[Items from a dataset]
--------------------------------------------------

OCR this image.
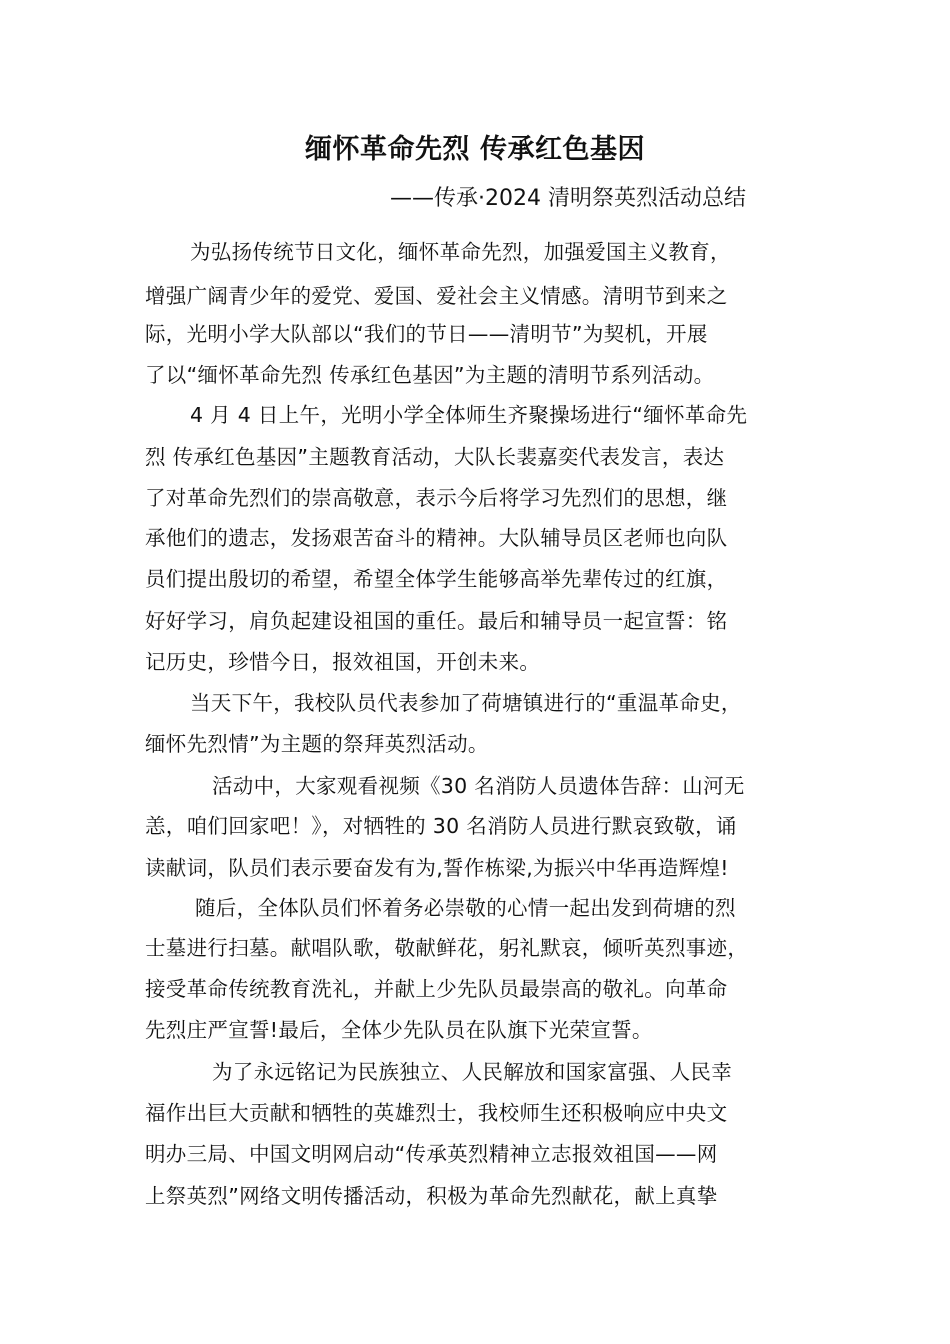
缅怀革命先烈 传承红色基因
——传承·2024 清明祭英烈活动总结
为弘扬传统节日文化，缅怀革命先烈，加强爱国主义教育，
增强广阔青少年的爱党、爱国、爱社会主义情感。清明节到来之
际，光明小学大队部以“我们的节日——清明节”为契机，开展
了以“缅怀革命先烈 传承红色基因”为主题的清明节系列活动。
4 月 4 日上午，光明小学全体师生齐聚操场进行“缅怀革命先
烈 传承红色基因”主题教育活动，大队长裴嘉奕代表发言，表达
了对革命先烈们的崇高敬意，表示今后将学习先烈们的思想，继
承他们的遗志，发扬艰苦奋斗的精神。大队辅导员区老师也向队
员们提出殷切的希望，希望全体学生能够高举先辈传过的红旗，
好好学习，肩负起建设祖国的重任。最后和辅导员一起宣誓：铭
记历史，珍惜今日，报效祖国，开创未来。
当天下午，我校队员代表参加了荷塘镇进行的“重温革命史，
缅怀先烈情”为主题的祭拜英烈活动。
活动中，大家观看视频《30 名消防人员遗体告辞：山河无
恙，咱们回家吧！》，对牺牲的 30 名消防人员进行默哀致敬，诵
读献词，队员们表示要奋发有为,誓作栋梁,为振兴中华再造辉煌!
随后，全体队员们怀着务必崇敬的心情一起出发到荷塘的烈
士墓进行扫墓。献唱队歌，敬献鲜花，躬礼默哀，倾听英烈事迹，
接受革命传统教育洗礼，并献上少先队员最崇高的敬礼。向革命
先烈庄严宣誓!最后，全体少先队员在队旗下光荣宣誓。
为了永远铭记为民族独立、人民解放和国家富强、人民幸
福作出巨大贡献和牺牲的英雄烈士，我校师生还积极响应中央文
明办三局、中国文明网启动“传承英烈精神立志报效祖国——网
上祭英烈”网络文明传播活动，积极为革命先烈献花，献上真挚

--------------------------------------------------

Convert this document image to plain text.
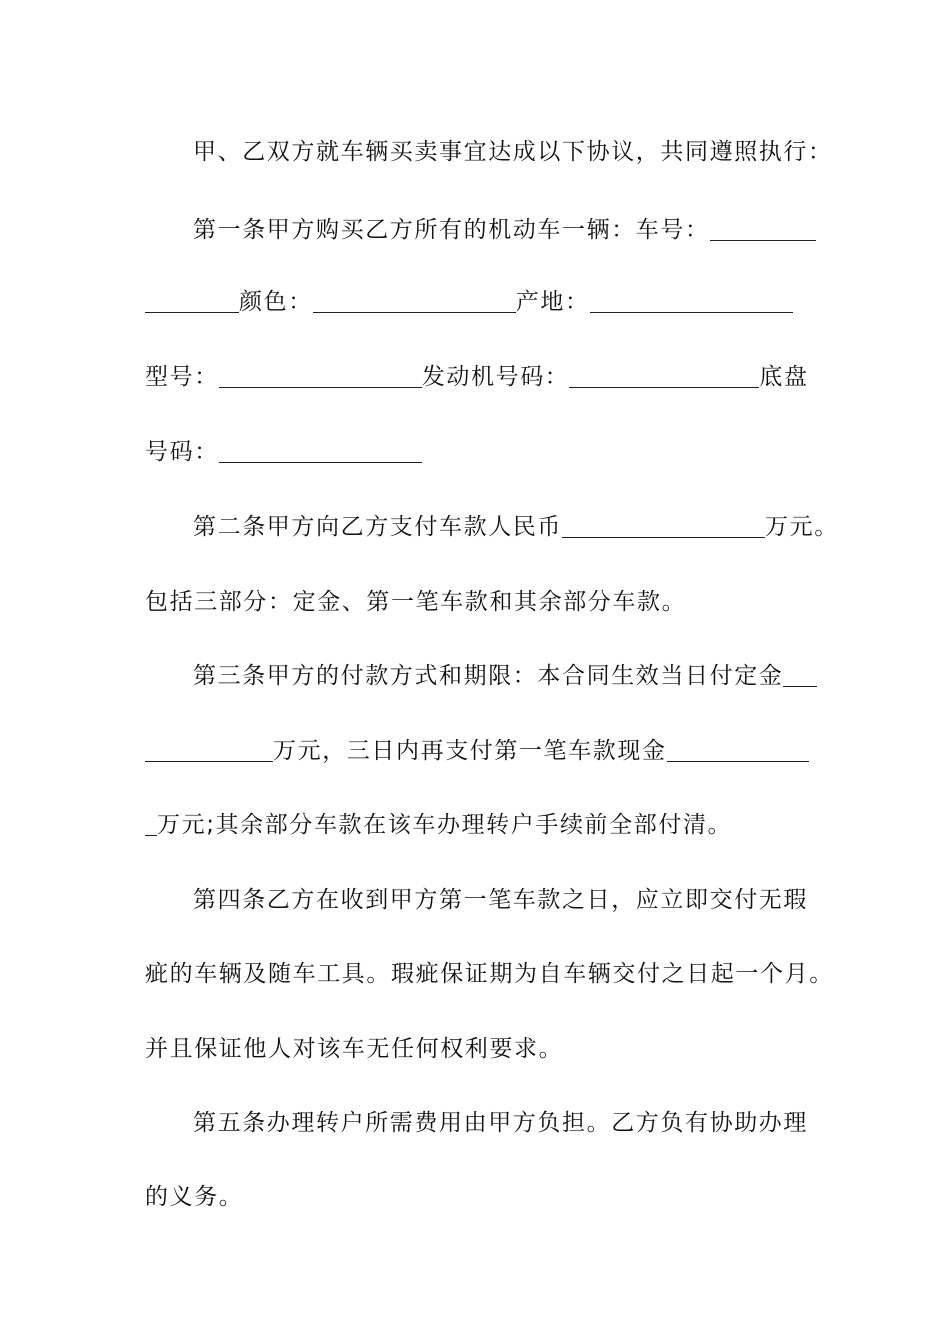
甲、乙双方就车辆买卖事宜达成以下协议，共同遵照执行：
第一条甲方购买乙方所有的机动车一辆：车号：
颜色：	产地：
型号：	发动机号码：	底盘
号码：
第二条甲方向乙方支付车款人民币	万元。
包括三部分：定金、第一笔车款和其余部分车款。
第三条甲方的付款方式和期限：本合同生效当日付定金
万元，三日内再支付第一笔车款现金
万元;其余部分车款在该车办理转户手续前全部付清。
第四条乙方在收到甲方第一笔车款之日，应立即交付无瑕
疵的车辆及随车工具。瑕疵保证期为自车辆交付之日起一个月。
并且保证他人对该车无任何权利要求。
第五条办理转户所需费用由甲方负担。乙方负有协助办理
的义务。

--------------------------------------------------

_What is required:_
Copy out each line of the listing that holds "缅怀革命先烈".

_Task answer:_
缅怀革命先烈 传承红色基因
为弘扬传统节日文化，缅怀革命先烈，加强爱国主义教育，
了以“缅怀革命先烈 传承红色基因”为主题的清明节系列活动。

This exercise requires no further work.